Instruction:
Set down all of the data exactly as it appears.

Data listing
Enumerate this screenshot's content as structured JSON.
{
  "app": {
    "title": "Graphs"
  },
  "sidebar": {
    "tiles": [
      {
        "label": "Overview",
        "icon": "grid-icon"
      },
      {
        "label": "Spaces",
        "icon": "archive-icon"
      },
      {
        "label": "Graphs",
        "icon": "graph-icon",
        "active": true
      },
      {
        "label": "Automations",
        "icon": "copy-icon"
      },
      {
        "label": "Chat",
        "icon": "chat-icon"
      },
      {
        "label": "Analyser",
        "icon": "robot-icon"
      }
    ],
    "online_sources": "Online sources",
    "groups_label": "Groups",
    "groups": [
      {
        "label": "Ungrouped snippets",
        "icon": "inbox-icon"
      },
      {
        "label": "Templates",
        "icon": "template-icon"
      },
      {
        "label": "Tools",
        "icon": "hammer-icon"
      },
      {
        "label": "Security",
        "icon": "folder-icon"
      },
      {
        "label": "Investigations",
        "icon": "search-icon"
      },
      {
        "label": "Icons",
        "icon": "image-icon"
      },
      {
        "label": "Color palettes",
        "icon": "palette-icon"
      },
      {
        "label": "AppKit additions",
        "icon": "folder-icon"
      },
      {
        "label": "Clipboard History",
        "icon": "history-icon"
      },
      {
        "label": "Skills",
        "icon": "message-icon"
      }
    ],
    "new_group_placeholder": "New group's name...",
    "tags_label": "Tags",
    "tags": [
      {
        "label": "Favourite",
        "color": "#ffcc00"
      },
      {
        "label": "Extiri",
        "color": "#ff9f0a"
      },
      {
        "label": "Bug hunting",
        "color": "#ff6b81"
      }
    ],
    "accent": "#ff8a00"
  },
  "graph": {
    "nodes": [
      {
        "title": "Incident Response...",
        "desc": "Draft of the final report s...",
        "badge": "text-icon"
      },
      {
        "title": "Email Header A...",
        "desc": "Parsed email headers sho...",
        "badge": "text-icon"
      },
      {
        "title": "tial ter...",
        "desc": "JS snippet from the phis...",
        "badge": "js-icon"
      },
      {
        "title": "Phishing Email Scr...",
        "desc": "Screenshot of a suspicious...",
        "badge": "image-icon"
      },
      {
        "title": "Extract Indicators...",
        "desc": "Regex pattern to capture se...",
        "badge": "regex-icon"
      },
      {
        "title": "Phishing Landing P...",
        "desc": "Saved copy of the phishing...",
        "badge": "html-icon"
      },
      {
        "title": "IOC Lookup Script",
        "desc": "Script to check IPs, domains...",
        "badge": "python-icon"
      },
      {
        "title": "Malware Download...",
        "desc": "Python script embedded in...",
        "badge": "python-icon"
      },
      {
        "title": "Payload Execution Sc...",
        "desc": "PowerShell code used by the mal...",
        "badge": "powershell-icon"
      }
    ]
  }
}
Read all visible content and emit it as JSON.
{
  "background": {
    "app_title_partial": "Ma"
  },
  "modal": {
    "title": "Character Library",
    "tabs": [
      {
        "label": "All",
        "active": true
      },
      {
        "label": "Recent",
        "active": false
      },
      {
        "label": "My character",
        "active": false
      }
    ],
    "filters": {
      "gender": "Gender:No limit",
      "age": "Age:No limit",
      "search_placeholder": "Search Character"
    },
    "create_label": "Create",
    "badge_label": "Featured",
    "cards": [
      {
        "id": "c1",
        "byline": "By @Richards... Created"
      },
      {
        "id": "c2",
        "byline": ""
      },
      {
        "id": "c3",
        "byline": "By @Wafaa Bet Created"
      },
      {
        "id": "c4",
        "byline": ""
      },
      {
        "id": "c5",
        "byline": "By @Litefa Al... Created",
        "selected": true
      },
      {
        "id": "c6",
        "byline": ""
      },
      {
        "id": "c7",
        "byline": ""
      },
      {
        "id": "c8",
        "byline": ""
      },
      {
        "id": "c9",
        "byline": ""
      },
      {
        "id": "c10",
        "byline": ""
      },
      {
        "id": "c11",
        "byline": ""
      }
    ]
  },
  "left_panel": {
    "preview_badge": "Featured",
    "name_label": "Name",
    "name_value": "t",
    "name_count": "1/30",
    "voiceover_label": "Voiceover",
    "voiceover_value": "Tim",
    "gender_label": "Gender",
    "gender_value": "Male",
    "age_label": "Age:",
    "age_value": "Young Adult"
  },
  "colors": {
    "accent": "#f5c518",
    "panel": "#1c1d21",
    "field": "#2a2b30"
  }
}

Expected output:
Enumerate this screenshot's content as structured JSON.
{
  "app": {
    "title": "Graphs"
  },
  "sidebar": {
    "tiles": [
      {
        "label": "Overview",
        "icon": "grid-icon"
      },
      {
        "label": "Spaces",
        "icon": "archive-icon"
      },
      {
        "label": "Graphs",
        "icon": "graph-icon",
        "active": true
      },
      {
        "label": "Automations",
        "icon": "copy-icon"
      },
      {
        "label": "Chat",
        "icon": "chat-icon"
      },
      {
        "label": "Analyser",
        "icon": "robot-icon"
      }
    ],
    "online_sources": "Online sources",
    "groups_label": "Groups",
    "groups": [
      {
        "label": "Ungrouped snippets",
        "icon": "inbox-icon"
      },
      {
        "label": "Templates",
        "icon": "template-icon"
      },
      {
        "label": "Tools",
        "icon": "hammer-icon"
      },
      {
        "label": "Security",
        "icon": "folder-icon"
      },
      {
        "label": "Investigations",
        "icon": "search-icon"
      },
      {
        "label": "Icons",
        "icon": "image-icon"
      },
      {
        "label": "Color palettes",
        "icon": "palette-icon"
      },
      {
        "label": "AppKit additions",
        "icon": "folder-icon"
      },
      {
        "label": "Clipboard History",
        "icon": "history-icon"
      },
      {
        "label": "Skills",
        "icon": "message-icon"
      }
    ],
    "new_group_placeholder": "New group's name...",
    "tags_label": "Tags",
    "tags": [
      {
        "label": "Favourite",
        "color": "#ffcc00"
      },
      {
        "label": "Extiri",
        "color": "#ff9f0a"
      },
      {
        "label": "Bug hunting",
        "color": "#ff6b81"
      }
    ],
    "accent": "#ff8a00"
  },
  "graph": {
    "nodes": [
      {
        "title": "Incident Response...",
        "desc": "Draft of the final report s...",
        "badge": "text-icon"
      },
      {
        "title": "Email Header A...",
        "desc": "Parsed email headers sho...",
        "badge": "text-icon"
      },
      {
        "title": "tial ter...",
        "desc": "JS snippet from the phis...",
        "badge": "js-icon"
      },
      {
        "title": "Phishing Email Scr...",
        "desc": "Screenshot of a suspicious...",
        "badge": "image-icon"
      },
      {
        "title": "Extract Indicators...",
        "desc": "Regex pattern to capture se...",
        "badge": "regex-icon"
      },
      {
        "title": "Phishing Landing P...",
        "desc": "Saved copy of the phishing...",
        "badge": "html-icon"
      },
      {
        "title": "IOC Lookup Script",
        "desc": "Script to check IPs, domains...",
        "badge": "python-icon"
      },
      {
        "title": "Malware Download...",
        "desc": "Python script embedded in...",
        "badge": "python-icon"
      },
      {
        "title": "Payload Execution Sc...",
        "desc": "PowerShell code used by the mal...",
        "badge": "powershell-icon"
      }
    ]
  }
}
Read all visible content and emit it as JSON.
{
  "background": {
    "app_title_partial": "Ma"
  },
  "modal": {
    "title": "Character Library",
    "tabs": [
      {
        "label": "All",
        "active": true
      },
      {
        "label": "Recent",
        "active": false
      },
      {
        "label": "My character",
        "active": false
      }
    ],
    "filters": {
      "gender": "Gender:No limit",
      "age": "Age:No limit",
      "search_placeholder": "Search Character"
    },
    "create_label": "Create",
    "badge_label": "Featured",
    "cards": [
      {
        "id": "c1",
        "byline": "By @Richards... Created"
      },
      {
        "id": "c2",
        "byline": ""
      },
      {
        "id": "c3",
        "byline": "By @Wafaa Bet Created"
      },
      {
        "id": "c4",
        "byline": ""
      },
      {
        "id": "c5",
        "byline": "By @Litefa Al... Created",
        "selected": true
      },
      {
        "id": "c6",
        "byline": ""
      },
      {
        "id": "c7",
        "byline": ""
      },
      {
        "id": "c8",
        "byline": ""
      },
      {
        "id": "c9",
        "byline": ""
      },
      {
        "id": "c10",
        "byline": ""
      },
      {
        "id": "c11",
        "byline": ""
      }
    ]
  },
  "left_panel": {
    "preview_badge": "Featured",
    "name_label": "Name",
    "name_value": "t",
    "name_count": "1/30",
    "voiceover_label": "Voiceover",
    "voiceover_value": "Tim",
    "gender_label": "Gender",
    "gender_value": "Male",
    "age_label": "Age:",
    "age_value": "Young Adult"
  },
  "colors": {
    "accent": "#f5c518",
    "panel": "#1c1d21",
    "field": "#2a2b30"
  }
}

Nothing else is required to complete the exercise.